[Records from a collection]
======

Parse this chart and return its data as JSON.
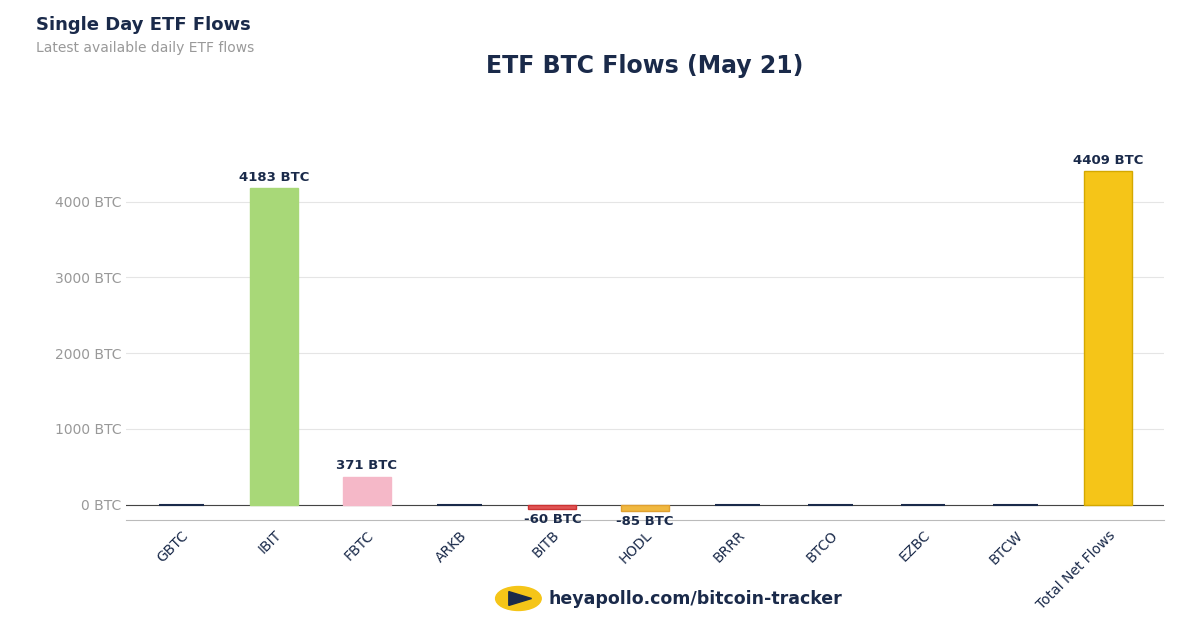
{
  "title": "ETF BTC Flows (May 21)",
  "suptitle": "Single Day ETF Flows",
  "subtitle": "Latest available daily ETF flows",
  "categories": [
    "GBTC",
    "IBIT",
    "FBTC",
    "ARKB",
    "BITB",
    "HODL",
    "BRRR",
    "BTCO",
    "EZBC",
    "BTCW",
    "Total Net Flows"
  ],
  "values": [
    0,
    4183,
    371,
    0,
    -60,
    -85,
    0,
    0,
    0,
    0,
    4409
  ],
  "bar_colors": [
    "#1a2a4a",
    "#a8d878",
    "#f5b8c8",
    "#1a2a4a",
    "#e05555",
    "#f0b840",
    "#1a2a4a",
    "#1a2a4a",
    "#1a2a4a",
    "#1a2a4a",
    "#f5c518"
  ],
  "bar_edge_colors": [
    "#1a2a4a",
    "#a8d878",
    "#f5b8c8",
    "#1a2a4a",
    "#cc3333",
    "#e0a030",
    "#1a2a4a",
    "#1a2a4a",
    "#1a2a4a",
    "#1a2a4a",
    "#d4a800"
  ],
  "bar_labels": [
    "",
    "4183 BTC",
    "371 BTC",
    "",
    "-60 BTC",
    "-85 BTC",
    "",
    "",
    "",
    "",
    "4409 BTC"
  ],
  "yticks": [
    0,
    1000,
    2000,
    3000,
    4000
  ],
  "ytick_labels": [
    "0 BTC",
    "1000 BTC",
    "2000 BTC",
    "3000 BTC",
    "4000 BTC"
  ],
  "ylim": [
    -200,
    4750
  ],
  "background_color": "#ffffff",
  "plot_bg_color": "#ffffff",
  "grid_color": "#e5e5e5",
  "axis_color": "#bbbbbb",
  "text_color": "#1a2a4a",
  "ytick_color": "#999999",
  "label_color": "#1a2a4a",
  "footer_text": "heyapollo.com/bitcoin-tracker",
  "title_fontsize": 17,
  "suptitle_fontsize": 13,
  "subtitle_fontsize": 10,
  "bar_width": 0.52
}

======

→ Direction:
Quote the entries in full. Any image among them is to be omitted from the copy.

→ The result:
Parse this chart and return its data as JSON.
{
  "title": "ETF BTC Flows (May 21)",
  "suptitle": "Single Day ETF Flows",
  "subtitle": "Latest available daily ETF flows",
  "categories": [
    "GBTC",
    "IBIT",
    "FBTC",
    "ARKB",
    "BITB",
    "HODL",
    "BRRR",
    "BTCO",
    "EZBC",
    "BTCW",
    "Total Net Flows"
  ],
  "values": [
    0,
    4183,
    371,
    0,
    -60,
    -85,
    0,
    0,
    0,
    0,
    4409
  ],
  "bar_colors": [
    "#1a2a4a",
    "#a8d878",
    "#f5b8c8",
    "#1a2a4a",
    "#e05555",
    "#f0b840",
    "#1a2a4a",
    "#1a2a4a",
    "#1a2a4a",
    "#1a2a4a",
    "#f5c518"
  ],
  "bar_edge_colors": [
    "#1a2a4a",
    "#a8d878",
    "#f5b8c8",
    "#1a2a4a",
    "#cc3333",
    "#e0a030",
    "#1a2a4a",
    "#1a2a4a",
    "#1a2a4a",
    "#1a2a4a",
    "#d4a800"
  ],
  "bar_labels": [
    "",
    "4183 BTC",
    "371 BTC",
    "",
    "-60 BTC",
    "-85 BTC",
    "",
    "",
    "",
    "",
    "4409 BTC"
  ],
  "yticks": [
    0,
    1000,
    2000,
    3000,
    4000
  ],
  "ytick_labels": [
    "0 BTC",
    "1000 BTC",
    "2000 BTC",
    "3000 BTC",
    "4000 BTC"
  ],
  "ylim": [
    -200,
    4750
  ],
  "background_color": "#ffffff",
  "plot_bg_color": "#ffffff",
  "grid_color": "#e5e5e5",
  "axis_color": "#bbbbbb",
  "text_color": "#1a2a4a",
  "ytick_color": "#999999",
  "label_color": "#1a2a4a",
  "footer_text": "heyapollo.com/bitcoin-tracker",
  "title_fontsize": 17,
  "suptitle_fontsize": 13,
  "subtitle_fontsize": 10,
  "bar_width": 0.52
}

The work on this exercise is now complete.